---- Given entries

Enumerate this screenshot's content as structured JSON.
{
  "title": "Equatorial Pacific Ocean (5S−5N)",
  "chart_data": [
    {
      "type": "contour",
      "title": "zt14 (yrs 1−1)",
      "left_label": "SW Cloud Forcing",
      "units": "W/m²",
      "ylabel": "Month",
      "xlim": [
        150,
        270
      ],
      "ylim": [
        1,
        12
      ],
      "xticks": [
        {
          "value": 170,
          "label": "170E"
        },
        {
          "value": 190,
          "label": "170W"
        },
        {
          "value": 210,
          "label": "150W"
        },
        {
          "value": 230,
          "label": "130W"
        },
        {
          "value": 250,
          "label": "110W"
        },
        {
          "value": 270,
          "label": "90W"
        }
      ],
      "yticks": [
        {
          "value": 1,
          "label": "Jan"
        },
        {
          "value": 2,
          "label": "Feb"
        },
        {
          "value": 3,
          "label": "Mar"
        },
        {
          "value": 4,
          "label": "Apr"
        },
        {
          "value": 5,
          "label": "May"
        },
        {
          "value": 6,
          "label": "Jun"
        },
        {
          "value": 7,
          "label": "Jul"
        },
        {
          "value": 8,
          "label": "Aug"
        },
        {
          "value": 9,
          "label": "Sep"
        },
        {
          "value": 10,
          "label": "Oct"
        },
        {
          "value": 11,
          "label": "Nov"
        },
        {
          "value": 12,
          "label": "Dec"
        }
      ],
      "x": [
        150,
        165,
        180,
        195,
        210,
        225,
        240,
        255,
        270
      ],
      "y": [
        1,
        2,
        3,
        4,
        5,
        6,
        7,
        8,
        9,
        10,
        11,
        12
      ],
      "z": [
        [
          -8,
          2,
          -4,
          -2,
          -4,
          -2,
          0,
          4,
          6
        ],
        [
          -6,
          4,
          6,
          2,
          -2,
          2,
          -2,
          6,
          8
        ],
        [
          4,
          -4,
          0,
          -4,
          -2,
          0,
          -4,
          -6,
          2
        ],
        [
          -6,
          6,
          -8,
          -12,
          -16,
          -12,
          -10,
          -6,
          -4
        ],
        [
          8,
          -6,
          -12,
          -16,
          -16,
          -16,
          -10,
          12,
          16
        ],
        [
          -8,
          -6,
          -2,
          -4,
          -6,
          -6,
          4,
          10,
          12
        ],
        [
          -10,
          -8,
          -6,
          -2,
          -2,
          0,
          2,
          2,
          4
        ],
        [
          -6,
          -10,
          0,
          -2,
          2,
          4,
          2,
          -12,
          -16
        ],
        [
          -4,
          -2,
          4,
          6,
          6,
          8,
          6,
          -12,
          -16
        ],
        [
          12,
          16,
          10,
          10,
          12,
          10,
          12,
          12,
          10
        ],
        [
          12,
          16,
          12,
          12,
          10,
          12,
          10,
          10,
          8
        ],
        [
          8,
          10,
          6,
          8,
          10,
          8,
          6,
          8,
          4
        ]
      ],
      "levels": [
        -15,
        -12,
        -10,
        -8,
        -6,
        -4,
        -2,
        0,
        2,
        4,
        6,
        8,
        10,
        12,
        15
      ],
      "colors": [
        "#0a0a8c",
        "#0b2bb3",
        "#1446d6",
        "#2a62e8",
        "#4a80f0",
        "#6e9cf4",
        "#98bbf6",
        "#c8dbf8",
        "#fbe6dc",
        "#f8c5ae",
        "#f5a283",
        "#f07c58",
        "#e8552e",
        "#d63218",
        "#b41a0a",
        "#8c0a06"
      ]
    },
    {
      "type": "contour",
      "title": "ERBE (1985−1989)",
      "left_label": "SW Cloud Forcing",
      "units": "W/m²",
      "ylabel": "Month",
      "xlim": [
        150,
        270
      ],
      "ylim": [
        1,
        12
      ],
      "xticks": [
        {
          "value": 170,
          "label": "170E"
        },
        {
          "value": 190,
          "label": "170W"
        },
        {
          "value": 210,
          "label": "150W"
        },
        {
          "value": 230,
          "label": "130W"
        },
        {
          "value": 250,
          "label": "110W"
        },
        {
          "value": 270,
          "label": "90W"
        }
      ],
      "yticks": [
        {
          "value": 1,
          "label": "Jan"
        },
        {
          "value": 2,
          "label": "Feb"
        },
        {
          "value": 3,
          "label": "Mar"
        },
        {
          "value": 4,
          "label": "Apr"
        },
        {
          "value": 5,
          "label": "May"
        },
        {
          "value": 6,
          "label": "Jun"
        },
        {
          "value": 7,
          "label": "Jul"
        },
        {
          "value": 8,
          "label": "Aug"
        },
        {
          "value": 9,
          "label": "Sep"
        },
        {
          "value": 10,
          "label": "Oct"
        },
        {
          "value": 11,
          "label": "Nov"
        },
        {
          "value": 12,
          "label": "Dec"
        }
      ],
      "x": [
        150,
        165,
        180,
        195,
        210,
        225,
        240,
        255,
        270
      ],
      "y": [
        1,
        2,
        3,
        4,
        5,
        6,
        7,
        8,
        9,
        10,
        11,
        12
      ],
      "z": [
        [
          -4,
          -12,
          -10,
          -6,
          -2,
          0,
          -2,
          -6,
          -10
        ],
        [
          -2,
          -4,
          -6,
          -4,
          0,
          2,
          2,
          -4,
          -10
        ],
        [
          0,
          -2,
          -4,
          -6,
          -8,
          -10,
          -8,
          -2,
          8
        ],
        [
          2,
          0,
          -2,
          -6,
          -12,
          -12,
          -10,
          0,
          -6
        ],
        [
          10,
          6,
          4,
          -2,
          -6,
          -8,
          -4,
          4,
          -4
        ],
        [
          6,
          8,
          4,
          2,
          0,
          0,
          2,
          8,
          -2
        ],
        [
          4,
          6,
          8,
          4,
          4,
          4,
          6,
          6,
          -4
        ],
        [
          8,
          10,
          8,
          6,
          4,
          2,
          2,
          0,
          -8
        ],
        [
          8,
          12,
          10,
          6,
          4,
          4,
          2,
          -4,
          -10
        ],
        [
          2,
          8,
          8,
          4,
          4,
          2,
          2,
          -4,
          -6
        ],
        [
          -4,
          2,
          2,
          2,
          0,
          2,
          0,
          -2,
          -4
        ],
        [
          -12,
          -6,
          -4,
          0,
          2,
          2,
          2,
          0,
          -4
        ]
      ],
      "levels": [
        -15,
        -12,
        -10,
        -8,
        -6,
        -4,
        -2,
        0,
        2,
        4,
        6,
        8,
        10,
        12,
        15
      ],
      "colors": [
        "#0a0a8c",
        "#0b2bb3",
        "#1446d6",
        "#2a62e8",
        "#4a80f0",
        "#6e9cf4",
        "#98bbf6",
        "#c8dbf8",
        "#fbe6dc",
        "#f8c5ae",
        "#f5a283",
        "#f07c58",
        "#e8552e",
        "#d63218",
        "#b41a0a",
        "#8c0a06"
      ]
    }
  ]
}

--------

Your task is to print all of the records exactly.

Enumerate this screenshot's content as structured JSON.
{
  "title": "Equatorial Pacific Ocean (5S−5N)",
  "chart_data": [
    {
      "type": "contour",
      "title": "zt14 (yrs 1−1)",
      "left_label": "SW Cloud Forcing",
      "units": "W/m²",
      "ylabel": "Month",
      "xlim": [
        150,
        270
      ],
      "ylim": [
        1,
        12
      ],
      "xticks": [
        {
          "value": 170,
          "label": "170E"
        },
        {
          "value": 190,
          "label": "170W"
        },
        {
          "value": 210,
          "label": "150W"
        },
        {
          "value": 230,
          "label": "130W"
        },
        {
          "value": 250,
          "label": "110W"
        },
        {
          "value": 270,
          "label": "90W"
        }
      ],
      "yticks": [
        {
          "value": 1,
          "label": "Jan"
        },
        {
          "value": 2,
          "label": "Feb"
        },
        {
          "value": 3,
          "label": "Mar"
        },
        {
          "value": 4,
          "label": "Apr"
        },
        {
          "value": 5,
          "label": "May"
        },
        {
          "value": 6,
          "label": "Jun"
        },
        {
          "value": 7,
          "label": "Jul"
        },
        {
          "value": 8,
          "label": "Aug"
        },
        {
          "value": 9,
          "label": "Sep"
        },
        {
          "value": 10,
          "label": "Oct"
        },
        {
          "value": 11,
          "label": "Nov"
        },
        {
          "value": 12,
          "label": "Dec"
        }
      ],
      "x": [
        150,
        165,
        180,
        195,
        210,
        225,
        240,
        255,
        270
      ],
      "y": [
        1,
        2,
        3,
        4,
        5,
        6,
        7,
        8,
        9,
        10,
        11,
        12
      ],
      "z": [
        [
          -8,
          2,
          -4,
          -2,
          -4,
          -2,
          0,
          4,
          6
        ],
        [
          -6,
          4,
          6,
          2,
          -2,
          2,
          -2,
          6,
          8
        ],
        [
          4,
          -4,
          0,
          -4,
          -2,
          0,
          -4,
          -6,
          2
        ],
        [
          -6,
          6,
          -8,
          -12,
          -16,
          -12,
          -10,
          -6,
          -4
        ],
        [
          8,
          -6,
          -12,
          -16,
          -16,
          -16,
          -10,
          12,
          16
        ],
        [
          -8,
          -6,
          -2,
          -4,
          -6,
          -6,
          4,
          10,
          12
        ],
        [
          -10,
          -8,
          -6,
          -2,
          -2,
          0,
          2,
          2,
          4
        ],
        [
          -6,
          -10,
          0,
          -2,
          2,
          4,
          2,
          -12,
          -16
        ],
        [
          -4,
          -2,
          4,
          6,
          6,
          8,
          6,
          -12,
          -16
        ],
        [
          12,
          16,
          10,
          10,
          12,
          10,
          12,
          12,
          10
        ],
        [
          12,
          16,
          12,
          12,
          10,
          12,
          10,
          10,
          8
        ],
        [
          8,
          10,
          6,
          8,
          10,
          8,
          6,
          8,
          4
        ]
      ],
      "levels": [
        -15,
        -12,
        -10,
        -8,
        -6,
        -4,
        -2,
        0,
        2,
        4,
        6,
        8,
        10,
        12,
        15
      ],
      "colors": [
        "#0a0a8c",
        "#0b2bb3",
        "#1446d6",
        "#2a62e8",
        "#4a80f0",
        "#6e9cf4",
        "#98bbf6",
        "#c8dbf8",
        "#fbe6dc",
        "#f8c5ae",
        "#f5a283",
        "#f07c58",
        "#e8552e",
        "#d63218",
        "#b41a0a",
        "#8c0a06"
      ]
    },
    {
      "type": "contour",
      "title": "ERBE (1985−1989)",
      "left_label": "SW Cloud Forcing",
      "units": "W/m²",
      "ylabel": "Month",
      "xlim": [
        150,
        270
      ],
      "ylim": [
        1,
        12
      ],
      "xticks": [
        {
          "value": 170,
          "label": "170E"
        },
        {
          "value": 190,
          "label": "170W"
        },
        {
          "value": 210,
          "label": "150W"
        },
        {
          "value": 230,
          "label": "130W"
        },
        {
          "value": 250,
          "label": "110W"
        },
        {
          "value": 270,
          "label": "90W"
        }
      ],
      "yticks": [
        {
          "value": 1,
          "label": "Jan"
        },
        {
          "value": 2,
          "label": "Feb"
        },
        {
          "value": 3,
          "label": "Mar"
        },
        {
          "value": 4,
          "label": "Apr"
        },
        {
          "value": 5,
          "label": "May"
        },
        {
          "value": 6,
          "label": "Jun"
        },
        {
          "value": 7,
          "label": "Jul"
        },
        {
          "value": 8,
          "label": "Aug"
        },
        {
          "value": 9,
          "label": "Sep"
        },
        {
          "value": 10,
          "label": "Oct"
        },
        {
          "value": 11,
          "label": "Nov"
        },
        {
          "value": 12,
          "label": "Dec"
        }
      ],
      "x": [
        150,
        165,
        180,
        195,
        210,
        225,
        240,
        255,
        270
      ],
      "y": [
        1,
        2,
        3,
        4,
        5,
        6,
        7,
        8,
        9,
        10,
        11,
        12
      ],
      "z": [
        [
          -4,
          -12,
          -10,
          -6,
          -2,
          0,
          -2,
          -6,
          -10
        ],
        [
          -2,
          -4,
          -6,
          -4,
          0,
          2,
          2,
          -4,
          -10
        ],
        [
          0,
          -2,
          -4,
          -6,
          -8,
          -10,
          -8,
          -2,
          8
        ],
        [
          2,
          0,
          -2,
          -6,
          -12,
          -12,
          -10,
          0,
          -6
        ],
        [
          10,
          6,
          4,
          -2,
          -6,
          -8,
          -4,
          4,
          -4
        ],
        [
          6,
          8,
          4,
          2,
          0,
          0,
          2,
          8,
          -2
        ],
        [
          4,
          6,
          8,
          4,
          4,
          4,
          6,
          6,
          -4
        ],
        [
          8,
          10,
          8,
          6,
          4,
          2,
          2,
          0,
          -8
        ],
        [
          8,
          12,
          10,
          6,
          4,
          4,
          2,
          -4,
          -10
        ],
        [
          2,
          8,
          8,
          4,
          4,
          2,
          2,
          -4,
          -6
        ],
        [
          -4,
          2,
          2,
          2,
          0,
          2,
          0,
          -2,
          -4
        ],
        [
          -12,
          -6,
          -4,
          0,
          2,
          2,
          2,
          0,
          -4
        ]
      ],
      "levels": [
        -15,
        -12,
        -10,
        -8,
        -6,
        -4,
        -2,
        0,
        2,
        4,
        6,
        8,
        10,
        12,
        15
      ],
      "colors": [
        "#0a0a8c",
        "#0b2bb3",
        "#1446d6",
        "#2a62e8",
        "#4a80f0",
        "#6e9cf4",
        "#98bbf6",
        "#c8dbf8",
        "#fbe6dc",
        "#f8c5ae",
        "#f5a283",
        "#f07c58",
        "#e8552e",
        "#d63218",
        "#b41a0a",
        "#8c0a06"
      ]
    }
  ]
}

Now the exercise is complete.